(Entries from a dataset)
# # #
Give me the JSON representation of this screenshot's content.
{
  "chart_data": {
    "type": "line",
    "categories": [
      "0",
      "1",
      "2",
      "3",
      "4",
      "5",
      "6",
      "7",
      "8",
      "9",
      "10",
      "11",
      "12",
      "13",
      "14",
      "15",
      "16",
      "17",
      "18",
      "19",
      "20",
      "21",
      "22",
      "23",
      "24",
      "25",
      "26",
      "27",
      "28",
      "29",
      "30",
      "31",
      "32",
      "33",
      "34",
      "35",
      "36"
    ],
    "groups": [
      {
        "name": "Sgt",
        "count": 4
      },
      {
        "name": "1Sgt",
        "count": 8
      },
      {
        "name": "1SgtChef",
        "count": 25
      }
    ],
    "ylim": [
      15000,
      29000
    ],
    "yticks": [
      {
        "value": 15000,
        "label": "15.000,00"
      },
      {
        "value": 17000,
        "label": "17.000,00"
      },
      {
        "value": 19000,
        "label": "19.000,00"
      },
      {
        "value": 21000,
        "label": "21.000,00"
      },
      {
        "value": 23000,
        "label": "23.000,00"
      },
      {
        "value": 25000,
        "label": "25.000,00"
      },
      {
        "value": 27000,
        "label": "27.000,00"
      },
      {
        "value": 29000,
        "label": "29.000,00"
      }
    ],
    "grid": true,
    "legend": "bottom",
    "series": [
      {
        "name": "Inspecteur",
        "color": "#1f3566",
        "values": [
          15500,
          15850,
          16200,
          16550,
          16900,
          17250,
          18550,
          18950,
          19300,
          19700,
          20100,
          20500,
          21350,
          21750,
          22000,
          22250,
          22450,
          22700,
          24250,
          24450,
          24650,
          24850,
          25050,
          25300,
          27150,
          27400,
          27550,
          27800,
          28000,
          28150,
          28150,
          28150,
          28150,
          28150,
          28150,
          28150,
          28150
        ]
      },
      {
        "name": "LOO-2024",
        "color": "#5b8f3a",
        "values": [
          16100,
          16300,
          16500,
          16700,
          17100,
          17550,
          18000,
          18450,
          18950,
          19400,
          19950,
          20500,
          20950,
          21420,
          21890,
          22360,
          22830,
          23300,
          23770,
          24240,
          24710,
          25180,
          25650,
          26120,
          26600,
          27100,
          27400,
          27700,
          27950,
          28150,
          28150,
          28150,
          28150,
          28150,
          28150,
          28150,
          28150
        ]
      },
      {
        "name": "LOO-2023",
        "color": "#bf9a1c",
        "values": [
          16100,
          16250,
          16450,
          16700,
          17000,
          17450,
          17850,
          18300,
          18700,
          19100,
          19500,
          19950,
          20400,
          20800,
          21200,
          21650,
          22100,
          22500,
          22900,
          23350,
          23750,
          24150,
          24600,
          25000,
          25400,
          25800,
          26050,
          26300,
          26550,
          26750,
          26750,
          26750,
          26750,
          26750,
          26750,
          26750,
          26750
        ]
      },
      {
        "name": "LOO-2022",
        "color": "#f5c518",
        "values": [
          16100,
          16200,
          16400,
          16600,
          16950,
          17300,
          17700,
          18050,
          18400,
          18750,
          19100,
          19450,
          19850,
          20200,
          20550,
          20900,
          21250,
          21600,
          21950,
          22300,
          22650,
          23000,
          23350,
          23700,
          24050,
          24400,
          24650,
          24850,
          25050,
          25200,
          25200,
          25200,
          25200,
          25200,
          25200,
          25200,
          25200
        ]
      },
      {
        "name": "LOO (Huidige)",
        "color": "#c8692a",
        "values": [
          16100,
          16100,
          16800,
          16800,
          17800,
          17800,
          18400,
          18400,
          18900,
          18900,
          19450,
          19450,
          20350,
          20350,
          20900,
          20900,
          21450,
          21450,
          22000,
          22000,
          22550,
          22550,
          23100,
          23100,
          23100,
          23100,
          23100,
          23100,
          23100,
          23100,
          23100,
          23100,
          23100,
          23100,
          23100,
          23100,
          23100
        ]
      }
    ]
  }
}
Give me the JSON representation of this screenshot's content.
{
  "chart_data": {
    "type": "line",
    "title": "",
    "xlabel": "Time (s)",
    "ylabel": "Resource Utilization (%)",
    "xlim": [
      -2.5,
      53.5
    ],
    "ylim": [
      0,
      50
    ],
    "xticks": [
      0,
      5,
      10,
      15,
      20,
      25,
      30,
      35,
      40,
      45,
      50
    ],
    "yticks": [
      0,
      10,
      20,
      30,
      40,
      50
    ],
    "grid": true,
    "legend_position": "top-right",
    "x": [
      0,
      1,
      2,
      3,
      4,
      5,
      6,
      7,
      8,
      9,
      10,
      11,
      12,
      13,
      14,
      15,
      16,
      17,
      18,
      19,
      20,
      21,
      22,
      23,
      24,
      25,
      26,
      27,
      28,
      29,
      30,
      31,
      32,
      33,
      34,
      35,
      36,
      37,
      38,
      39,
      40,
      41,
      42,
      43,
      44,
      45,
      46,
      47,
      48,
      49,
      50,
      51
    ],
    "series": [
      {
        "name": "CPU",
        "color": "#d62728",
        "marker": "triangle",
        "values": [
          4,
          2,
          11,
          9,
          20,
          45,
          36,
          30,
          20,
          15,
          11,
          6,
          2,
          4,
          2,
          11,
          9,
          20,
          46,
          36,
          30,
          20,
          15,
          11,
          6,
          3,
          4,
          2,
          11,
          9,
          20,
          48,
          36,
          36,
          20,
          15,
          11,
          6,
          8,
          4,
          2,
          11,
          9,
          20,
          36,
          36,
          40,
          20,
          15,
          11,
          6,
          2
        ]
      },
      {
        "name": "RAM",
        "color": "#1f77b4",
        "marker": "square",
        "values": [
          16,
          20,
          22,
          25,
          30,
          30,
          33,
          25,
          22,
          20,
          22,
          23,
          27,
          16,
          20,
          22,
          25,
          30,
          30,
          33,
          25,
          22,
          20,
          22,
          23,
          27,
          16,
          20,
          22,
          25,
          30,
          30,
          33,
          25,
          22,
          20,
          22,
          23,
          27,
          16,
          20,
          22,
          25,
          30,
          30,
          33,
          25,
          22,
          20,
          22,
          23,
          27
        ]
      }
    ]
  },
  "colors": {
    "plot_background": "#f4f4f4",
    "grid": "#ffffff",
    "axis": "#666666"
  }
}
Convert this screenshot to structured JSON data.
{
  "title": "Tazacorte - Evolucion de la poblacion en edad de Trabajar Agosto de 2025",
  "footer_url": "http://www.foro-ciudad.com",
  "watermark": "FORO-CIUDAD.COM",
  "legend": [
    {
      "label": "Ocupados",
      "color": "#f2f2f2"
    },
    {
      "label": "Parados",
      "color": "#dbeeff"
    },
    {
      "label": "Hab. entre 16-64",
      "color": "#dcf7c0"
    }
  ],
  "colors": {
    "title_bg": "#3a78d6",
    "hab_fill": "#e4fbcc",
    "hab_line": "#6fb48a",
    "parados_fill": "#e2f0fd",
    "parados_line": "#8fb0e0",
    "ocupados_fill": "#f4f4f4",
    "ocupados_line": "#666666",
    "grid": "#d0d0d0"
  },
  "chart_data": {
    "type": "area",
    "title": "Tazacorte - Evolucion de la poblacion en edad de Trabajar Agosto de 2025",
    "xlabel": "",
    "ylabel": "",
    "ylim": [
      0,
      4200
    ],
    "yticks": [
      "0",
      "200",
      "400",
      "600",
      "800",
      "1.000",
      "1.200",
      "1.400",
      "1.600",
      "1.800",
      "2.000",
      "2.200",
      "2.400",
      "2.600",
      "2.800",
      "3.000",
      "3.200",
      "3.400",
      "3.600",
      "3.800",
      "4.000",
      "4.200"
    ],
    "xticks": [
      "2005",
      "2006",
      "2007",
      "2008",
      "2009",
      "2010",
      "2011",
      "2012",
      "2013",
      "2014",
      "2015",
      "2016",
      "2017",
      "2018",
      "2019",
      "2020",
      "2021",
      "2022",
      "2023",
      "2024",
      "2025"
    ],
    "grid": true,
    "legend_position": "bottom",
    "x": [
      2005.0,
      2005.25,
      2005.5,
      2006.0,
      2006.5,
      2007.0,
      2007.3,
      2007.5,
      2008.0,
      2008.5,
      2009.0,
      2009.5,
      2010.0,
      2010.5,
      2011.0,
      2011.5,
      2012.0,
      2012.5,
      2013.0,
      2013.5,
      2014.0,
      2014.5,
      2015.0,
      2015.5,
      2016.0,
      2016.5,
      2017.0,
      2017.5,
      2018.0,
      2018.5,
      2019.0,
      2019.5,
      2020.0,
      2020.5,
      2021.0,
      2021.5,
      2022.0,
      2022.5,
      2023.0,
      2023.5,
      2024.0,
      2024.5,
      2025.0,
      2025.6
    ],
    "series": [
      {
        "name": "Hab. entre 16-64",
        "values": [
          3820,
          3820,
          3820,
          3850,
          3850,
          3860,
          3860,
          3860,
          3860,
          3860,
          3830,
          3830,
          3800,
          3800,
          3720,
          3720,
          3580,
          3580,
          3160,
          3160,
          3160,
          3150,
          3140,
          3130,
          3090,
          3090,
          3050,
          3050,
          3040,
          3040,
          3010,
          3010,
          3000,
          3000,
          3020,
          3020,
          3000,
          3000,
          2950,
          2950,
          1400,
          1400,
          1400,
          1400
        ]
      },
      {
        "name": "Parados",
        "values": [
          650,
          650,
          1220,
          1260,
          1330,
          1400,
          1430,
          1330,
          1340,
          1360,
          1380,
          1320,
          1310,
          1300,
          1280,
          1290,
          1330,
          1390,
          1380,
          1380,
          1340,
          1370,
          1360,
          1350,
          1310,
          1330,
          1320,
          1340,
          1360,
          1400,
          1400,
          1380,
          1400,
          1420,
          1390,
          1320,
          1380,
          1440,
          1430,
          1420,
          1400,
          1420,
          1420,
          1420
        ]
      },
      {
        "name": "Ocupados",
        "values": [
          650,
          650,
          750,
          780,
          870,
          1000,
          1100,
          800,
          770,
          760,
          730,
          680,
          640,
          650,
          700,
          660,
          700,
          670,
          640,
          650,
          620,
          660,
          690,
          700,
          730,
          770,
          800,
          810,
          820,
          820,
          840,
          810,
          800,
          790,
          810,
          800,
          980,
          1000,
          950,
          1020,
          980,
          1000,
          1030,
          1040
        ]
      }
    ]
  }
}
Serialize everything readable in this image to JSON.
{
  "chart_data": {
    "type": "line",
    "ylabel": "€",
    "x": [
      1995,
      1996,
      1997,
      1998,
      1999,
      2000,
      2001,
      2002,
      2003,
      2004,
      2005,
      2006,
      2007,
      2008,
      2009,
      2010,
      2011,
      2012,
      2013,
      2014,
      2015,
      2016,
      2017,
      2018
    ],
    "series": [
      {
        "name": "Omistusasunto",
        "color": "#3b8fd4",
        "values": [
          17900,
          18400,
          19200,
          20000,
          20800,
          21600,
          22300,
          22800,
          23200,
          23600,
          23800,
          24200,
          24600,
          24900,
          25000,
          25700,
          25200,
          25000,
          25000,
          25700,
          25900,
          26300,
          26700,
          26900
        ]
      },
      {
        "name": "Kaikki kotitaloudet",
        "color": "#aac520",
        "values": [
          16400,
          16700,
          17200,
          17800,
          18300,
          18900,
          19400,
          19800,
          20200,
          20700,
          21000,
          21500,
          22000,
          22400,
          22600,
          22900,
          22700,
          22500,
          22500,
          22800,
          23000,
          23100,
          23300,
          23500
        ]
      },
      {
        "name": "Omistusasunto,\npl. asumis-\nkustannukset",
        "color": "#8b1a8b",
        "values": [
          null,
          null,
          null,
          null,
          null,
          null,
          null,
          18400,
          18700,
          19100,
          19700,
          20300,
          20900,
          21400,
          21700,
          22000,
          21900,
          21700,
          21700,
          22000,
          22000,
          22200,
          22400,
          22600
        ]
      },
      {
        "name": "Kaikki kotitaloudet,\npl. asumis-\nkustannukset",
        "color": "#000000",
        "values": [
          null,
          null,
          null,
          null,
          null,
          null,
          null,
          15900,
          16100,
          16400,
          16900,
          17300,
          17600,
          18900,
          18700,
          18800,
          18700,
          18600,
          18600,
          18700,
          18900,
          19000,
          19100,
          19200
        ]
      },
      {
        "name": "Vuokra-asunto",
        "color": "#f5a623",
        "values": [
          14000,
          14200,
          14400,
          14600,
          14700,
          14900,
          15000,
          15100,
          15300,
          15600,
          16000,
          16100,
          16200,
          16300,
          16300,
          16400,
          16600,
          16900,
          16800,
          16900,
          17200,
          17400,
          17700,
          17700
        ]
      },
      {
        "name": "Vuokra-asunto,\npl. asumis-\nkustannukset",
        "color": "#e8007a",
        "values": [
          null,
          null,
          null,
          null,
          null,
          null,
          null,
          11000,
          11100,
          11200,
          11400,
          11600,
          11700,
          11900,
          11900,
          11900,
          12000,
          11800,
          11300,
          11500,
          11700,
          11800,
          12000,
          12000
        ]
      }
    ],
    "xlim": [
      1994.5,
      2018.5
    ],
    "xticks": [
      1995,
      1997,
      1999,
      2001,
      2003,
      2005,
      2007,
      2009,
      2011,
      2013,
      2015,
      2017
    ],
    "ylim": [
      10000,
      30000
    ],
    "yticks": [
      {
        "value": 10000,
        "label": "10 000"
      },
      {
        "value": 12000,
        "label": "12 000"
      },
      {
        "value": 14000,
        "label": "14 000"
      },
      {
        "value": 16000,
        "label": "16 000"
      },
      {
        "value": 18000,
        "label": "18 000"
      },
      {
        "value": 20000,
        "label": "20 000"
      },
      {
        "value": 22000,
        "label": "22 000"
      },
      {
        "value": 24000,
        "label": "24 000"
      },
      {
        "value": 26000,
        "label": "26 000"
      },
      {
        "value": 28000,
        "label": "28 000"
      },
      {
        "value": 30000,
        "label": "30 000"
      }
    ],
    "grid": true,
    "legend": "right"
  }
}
# # #
--- Your task ---
List all lines in the material containing the string "right".

--- Full answer ---
    "legend_position": "top-right",
    "legend": "right"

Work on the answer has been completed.